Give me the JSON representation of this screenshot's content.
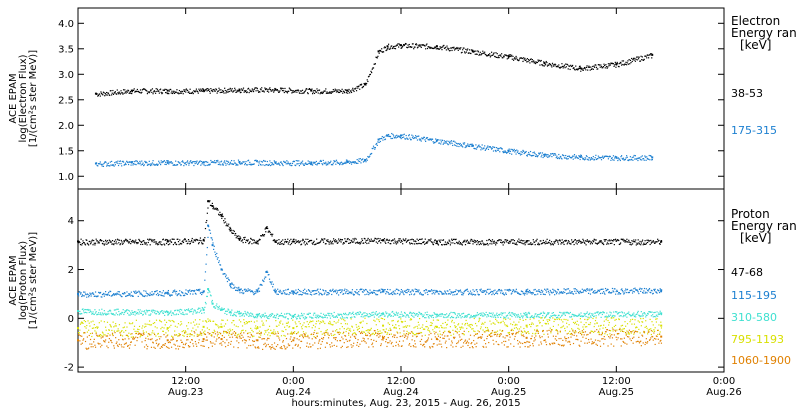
{
  "chart_data": [
    {
      "type": "scatter",
      "panel": "electron",
      "ylabel_lines": [
        "ACE EPAM",
        "log(Electron Flux)",
        "[1/(cm²s ster MeV)]"
      ],
      "ylim": [
        0.75,
        4.3
      ],
      "yticks": [
        "1.0",
        "1.5",
        "2.0",
        "2.5",
        "3.0",
        "3.5",
        "4.0"
      ],
      "ytick_values": [
        1.0,
        1.5,
        2.0,
        2.5,
        3.0,
        3.5,
        4.0
      ],
      "legend_title_lines": [
        "Electron",
        "Energy ran"
      ],
      "legend_unit": "[keV]",
      "series": [
        {
          "name": "38-53",
          "color": "#000000",
          "x_hours": [
            2,
            6,
            10,
            14,
            18,
            22,
            26,
            30,
            32,
            33.5,
            34.5,
            36,
            40,
            44,
            48,
            52,
            56,
            60,
            64
          ],
          "values": [
            2.62,
            2.68,
            2.68,
            2.68,
            2.7,
            2.7,
            2.68,
            2.68,
            2.8,
            3.45,
            3.55,
            3.57,
            3.55,
            3.45,
            3.35,
            3.22,
            3.12,
            3.2,
            3.38
          ]
        },
        {
          "name": "175-315",
          "color": "#1b7fd0",
          "x_hours": [
            2,
            6,
            10,
            14,
            18,
            22,
            26,
            30,
            32,
            33.5,
            34.5,
            36,
            40,
            44,
            48,
            52,
            56,
            60,
            64
          ],
          "values": [
            1.25,
            1.27,
            1.27,
            1.27,
            1.28,
            1.27,
            1.27,
            1.28,
            1.32,
            1.72,
            1.8,
            1.8,
            1.7,
            1.6,
            1.5,
            1.42,
            1.38,
            1.37,
            1.37
          ]
        }
      ]
    },
    {
      "type": "scatter",
      "panel": "proton",
      "ylabel_lines": [
        "ACE EPAM",
        "log(Proton Flux)",
        "[1/(cm²s ster MeV)]"
      ],
      "ylim": [
        -2.2,
        5.3
      ],
      "yticks": [
        "-2",
        "0",
        "2",
        "4"
      ],
      "ytick_values": [
        -2,
        0,
        2,
        4
      ],
      "legend_title_lines": [
        "Proton",
        "Energy ran"
      ],
      "legend_unit": "[keV]",
      "series": [
        {
          "name": "47-68",
          "color": "#000000",
          "x_hours": [
            0,
            10,
            14,
            14.5,
            15,
            16,
            17,
            18,
            20,
            21,
            22,
            24,
            34,
            40,
            50,
            65
          ],
          "values": [
            3.15,
            3.15,
            3.2,
            4.8,
            4.6,
            4.2,
            3.6,
            3.25,
            3.15,
            3.7,
            3.15,
            3.15,
            3.2,
            3.15,
            3.15,
            3.15
          ]
        },
        {
          "name": "115-195",
          "color": "#1b7fd0",
          "x_hours": [
            0,
            10,
            14,
            14.5,
            15,
            16,
            17,
            18,
            20,
            21,
            22,
            24,
            34,
            40,
            50,
            65
          ],
          "values": [
            1.0,
            1.05,
            1.1,
            3.8,
            3.0,
            2.0,
            1.4,
            1.15,
            1.1,
            1.9,
            1.1,
            1.1,
            1.1,
            1.1,
            1.1,
            1.15
          ]
        },
        {
          "name": "310-580",
          "color": "#3fe0d0",
          "x_hours": [
            0,
            10,
            14,
            14.5,
            15,
            16,
            17,
            18,
            20,
            24,
            34,
            40,
            50,
            65
          ],
          "values": [
            0.3,
            0.25,
            0.35,
            1.2,
            0.6,
            0.35,
            0.25,
            0.2,
            0.15,
            0.1,
            0.2,
            0.15,
            0.15,
            0.2
          ]
        },
        {
          "name": "795-1193",
          "color": "#d8e000",
          "x_hours": [
            0,
            10,
            14,
            16,
            20,
            24,
            34,
            40,
            50,
            65
          ],
          "values": [
            -0.4,
            -0.4,
            -0.35,
            -0.35,
            -0.4,
            -0.4,
            -0.3,
            -0.35,
            -0.3,
            -0.3
          ]
        },
        {
          "name": "1060-1900",
          "color": "#e08000",
          "x_hours": [
            0,
            10,
            14,
            16,
            20,
            24,
            34,
            40,
            50,
            65
          ],
          "values": [
            -0.9,
            -0.9,
            -0.85,
            -0.85,
            -0.9,
            -0.9,
            -0.8,
            -0.85,
            -0.8,
            -0.75
          ]
        }
      ]
    }
  ],
  "x_axis": {
    "xlim_hours": [
      0,
      72
    ],
    "ticks": [
      {
        "hour": 12,
        "time": "12:00",
        "date": "Aug.23"
      },
      {
        "hour": 24,
        "time": "0:00",
        "date": "Aug.24"
      },
      {
        "hour": 36,
        "time": "12:00",
        "date": "Aug.24"
      },
      {
        "hour": 48,
        "time": "0:00",
        "date": "Aug.25"
      },
      {
        "hour": 60,
        "time": "12:00",
        "date": "Aug.25"
      },
      {
        "hour": 72,
        "time": "0:00",
        "date": "Aug.26"
      }
    ],
    "label": "hours:minutes, Aug. 23, 2015 - Aug. 26, 2015"
  }
}
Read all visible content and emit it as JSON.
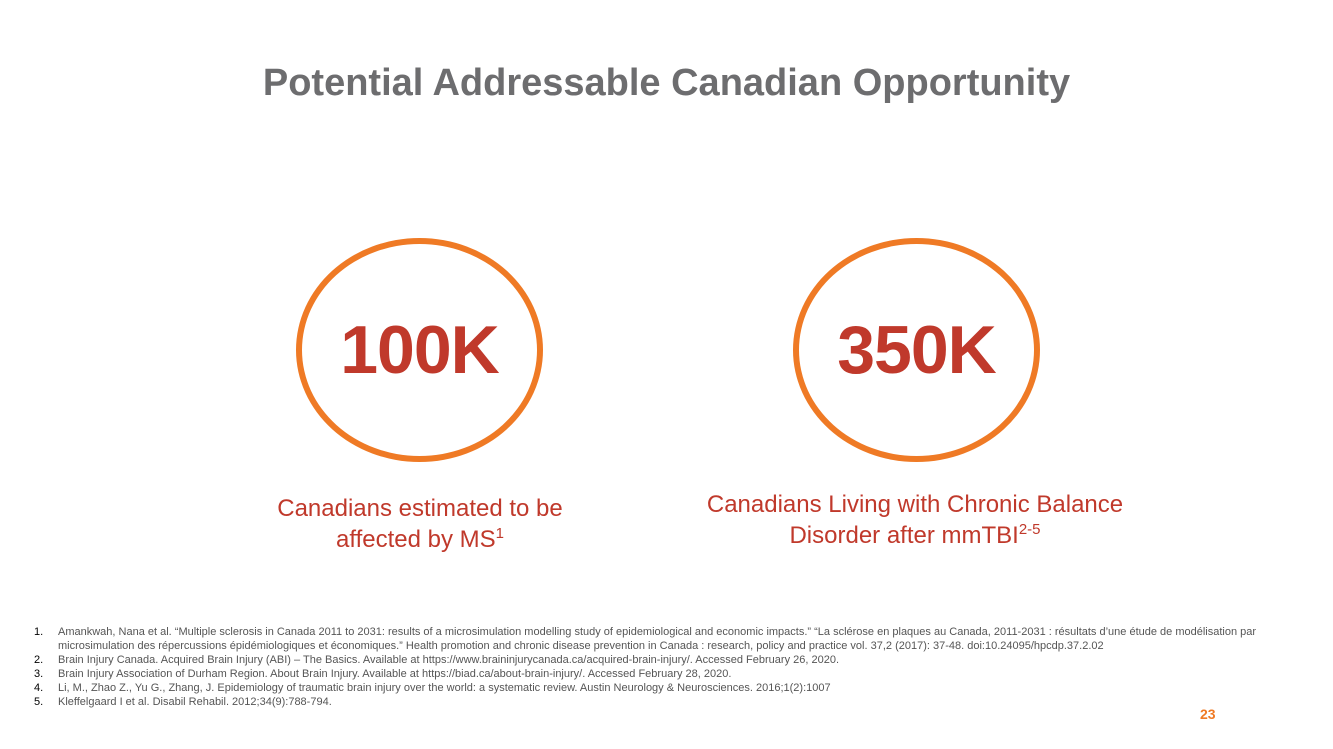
{
  "slide": {
    "title": "Potential Addressable Canadian Opportunity",
    "page_number": "23"
  },
  "stats": [
    {
      "value": "100K",
      "caption_line1": "Canadians estimated to be",
      "caption_line2": "affected by MS",
      "caption_sup": "1"
    },
    {
      "value": "350K",
      "caption_line1": "Canadians Living with Chronic Balance",
      "caption_line2": "Disorder after mmTBI",
      "caption_sup": "2-5"
    }
  ],
  "references": [
    {
      "num": "1.",
      "text": "Amankwah, Nana et al. “Multiple sclerosis in Canada 2011 to 2031: results of a microsimulation modelling study of epidemiological and economic impacts.” “La sclérose en plaques au Canada, 2011-2031 : résultats d’une étude de modélisation par microsimulation des répercussions épidémiologiques et économiques.” Health promotion and chronic disease prevention in Canada : research, policy and practice vol. 37,2 (2017): 37-48. doi:10.24095/hpcdp.37.2.02"
    },
    {
      "num": "2.",
      "text": "Brain Injury Canada. Acquired Brain Injury (ABI) – The Basics. Available at https://www.braininjurycanada.ca/acquired-brain-injury/. Accessed February 26, 2020."
    },
    {
      "num": "3.",
      "text": "Brain Injury Association of Durham Region. About Brain Injury. Available at https://biad.ca/about-brain-injury/. Accessed February 28, 2020."
    },
    {
      "num": "4.",
      "text": "Li, M., Zhao Z., Yu G., Zhang, J. Epidemiology of traumatic brain injury over the world: a systematic review. Austin Neurology & Neurosciences. 2016;1(2):1007"
    },
    {
      "num": "5.",
      "text": "Kleffelgaard I et al. Disabil Rehabil. 2012;34(9):788-794."
    }
  ],
  "colors": {
    "title": "#6d6d6f",
    "accent_orange": "#ef7a25",
    "stat_red": "#c0392b"
  }
}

Job.
Where a line above contains the string "content", copy that line.

Result below.
Give me the JSON representation of this screenshot's content.
Read all visible content and emit it as JSON.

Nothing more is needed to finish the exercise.